* [What you will do] Write out every record below exactly as it appears.

* [Material to process]
=====

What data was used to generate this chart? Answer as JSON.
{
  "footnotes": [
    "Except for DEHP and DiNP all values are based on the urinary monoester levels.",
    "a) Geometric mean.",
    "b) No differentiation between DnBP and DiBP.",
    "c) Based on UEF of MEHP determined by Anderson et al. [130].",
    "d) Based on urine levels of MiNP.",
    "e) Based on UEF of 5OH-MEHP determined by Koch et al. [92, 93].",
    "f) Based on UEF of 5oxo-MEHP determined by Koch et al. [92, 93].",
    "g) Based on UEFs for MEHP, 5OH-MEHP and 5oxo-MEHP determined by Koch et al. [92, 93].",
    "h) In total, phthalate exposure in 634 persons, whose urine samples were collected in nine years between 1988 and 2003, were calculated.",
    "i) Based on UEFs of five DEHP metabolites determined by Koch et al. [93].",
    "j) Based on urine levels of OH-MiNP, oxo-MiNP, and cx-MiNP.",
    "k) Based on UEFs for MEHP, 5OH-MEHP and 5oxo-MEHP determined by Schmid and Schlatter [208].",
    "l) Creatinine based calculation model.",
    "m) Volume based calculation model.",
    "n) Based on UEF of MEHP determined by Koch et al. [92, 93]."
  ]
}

=====

* [Completed task]
What data was used to generate this chart? Answer as JSON.
{
  "footnotes": [
    "Except for DEHP and DiNP all values are based on the urinary monoester levels.",
    "a) Geometric mean.",
    "b) No differentiation between DnBP and DiBP.",
    "c) Based on UEF of MEHP determined by Anderson et al. [130].",
    "d) Based on urine levels of MiNP.",
    "e) Based on UEF of 5OH-MEHP determined by Koch et al. [92, 93].",
    "f) Based on UEF of 5oxo-MEHP determined by Koch et al. [92, 93].",
    "g) Based on UEFs for MEHP, 5OH-MEHP and 5oxo-MEHP determined by Koch et al. [92, 93].",
    "h) In total, phthalate exposure in 634 persons, whose urine samples were collected in nine years between 1988 and 2003, were calculated.",
    "i) Based on UEFs of five DEHP metabolites determined by Koch et al. [93].",
    "j) Based on urine levels of OH-MiNP, oxo-MiNP, and cx-MiNP.",
    "k) Based on UEFs for MEHP, 5OH-MEHP and 5oxo-MEHP determined by Schmid and Schlatter [208].",
    "l) Creatinine based calculation model.",
    "m) Volume based calculation model.",
    "n) Based on UEF of MEHP determined by Koch et al. [92, 93]."
  ]
}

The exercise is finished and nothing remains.